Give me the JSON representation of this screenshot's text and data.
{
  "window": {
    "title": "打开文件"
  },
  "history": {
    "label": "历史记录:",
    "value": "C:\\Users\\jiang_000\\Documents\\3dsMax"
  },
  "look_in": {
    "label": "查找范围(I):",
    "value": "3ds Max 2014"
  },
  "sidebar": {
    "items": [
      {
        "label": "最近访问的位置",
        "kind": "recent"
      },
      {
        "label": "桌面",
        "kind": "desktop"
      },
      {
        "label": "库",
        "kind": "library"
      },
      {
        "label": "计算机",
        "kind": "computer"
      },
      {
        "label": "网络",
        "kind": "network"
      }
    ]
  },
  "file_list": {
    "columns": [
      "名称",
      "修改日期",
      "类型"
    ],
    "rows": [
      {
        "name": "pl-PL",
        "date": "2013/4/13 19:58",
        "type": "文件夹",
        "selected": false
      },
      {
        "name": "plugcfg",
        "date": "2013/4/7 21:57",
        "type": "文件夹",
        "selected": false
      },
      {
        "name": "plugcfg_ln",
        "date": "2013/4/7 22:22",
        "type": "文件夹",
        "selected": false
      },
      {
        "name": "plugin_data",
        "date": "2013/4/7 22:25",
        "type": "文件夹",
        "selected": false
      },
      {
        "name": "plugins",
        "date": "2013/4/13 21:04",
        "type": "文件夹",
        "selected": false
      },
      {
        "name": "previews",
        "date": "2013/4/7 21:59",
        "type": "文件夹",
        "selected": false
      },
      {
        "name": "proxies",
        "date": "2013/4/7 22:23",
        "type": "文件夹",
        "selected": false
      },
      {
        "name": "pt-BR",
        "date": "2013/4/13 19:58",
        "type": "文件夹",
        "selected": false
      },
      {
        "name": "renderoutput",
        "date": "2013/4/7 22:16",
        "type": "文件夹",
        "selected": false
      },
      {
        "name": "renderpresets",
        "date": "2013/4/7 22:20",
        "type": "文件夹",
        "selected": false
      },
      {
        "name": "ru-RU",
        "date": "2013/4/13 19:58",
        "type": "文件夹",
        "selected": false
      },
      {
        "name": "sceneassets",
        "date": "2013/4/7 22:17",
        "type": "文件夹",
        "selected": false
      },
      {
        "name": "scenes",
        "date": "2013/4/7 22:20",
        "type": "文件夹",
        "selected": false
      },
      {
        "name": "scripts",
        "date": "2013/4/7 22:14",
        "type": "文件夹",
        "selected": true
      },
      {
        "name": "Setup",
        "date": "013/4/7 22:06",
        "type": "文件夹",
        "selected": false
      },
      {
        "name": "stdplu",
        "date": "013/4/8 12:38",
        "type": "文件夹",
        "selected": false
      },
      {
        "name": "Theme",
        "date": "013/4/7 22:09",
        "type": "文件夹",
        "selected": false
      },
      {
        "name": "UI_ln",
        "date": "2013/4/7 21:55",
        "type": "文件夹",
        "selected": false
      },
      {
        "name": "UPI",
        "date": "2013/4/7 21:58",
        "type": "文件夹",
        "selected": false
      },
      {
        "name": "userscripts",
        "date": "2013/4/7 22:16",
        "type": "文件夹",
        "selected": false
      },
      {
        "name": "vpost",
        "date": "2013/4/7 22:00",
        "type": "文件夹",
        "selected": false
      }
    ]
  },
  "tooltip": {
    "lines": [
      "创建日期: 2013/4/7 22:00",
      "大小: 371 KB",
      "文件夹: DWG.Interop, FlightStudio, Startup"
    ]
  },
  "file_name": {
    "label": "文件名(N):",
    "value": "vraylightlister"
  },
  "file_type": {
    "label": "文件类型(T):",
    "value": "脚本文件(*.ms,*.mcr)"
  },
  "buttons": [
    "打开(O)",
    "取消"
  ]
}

-- -- --

# GOAL OF THE EXERCISE:
Looking at the data above, show all lines where the word "label" occurs.

# RESPONSE:
    "label": "历史记录:",
    "label": "查找范围(I):",
        "label": "最近访问的位置",
        "label": "桌面",
        "label": "库",
        "label": "计算机",
        "label": "网络",
    "label": "文件名(N):",
    "label": "文件类型(T):",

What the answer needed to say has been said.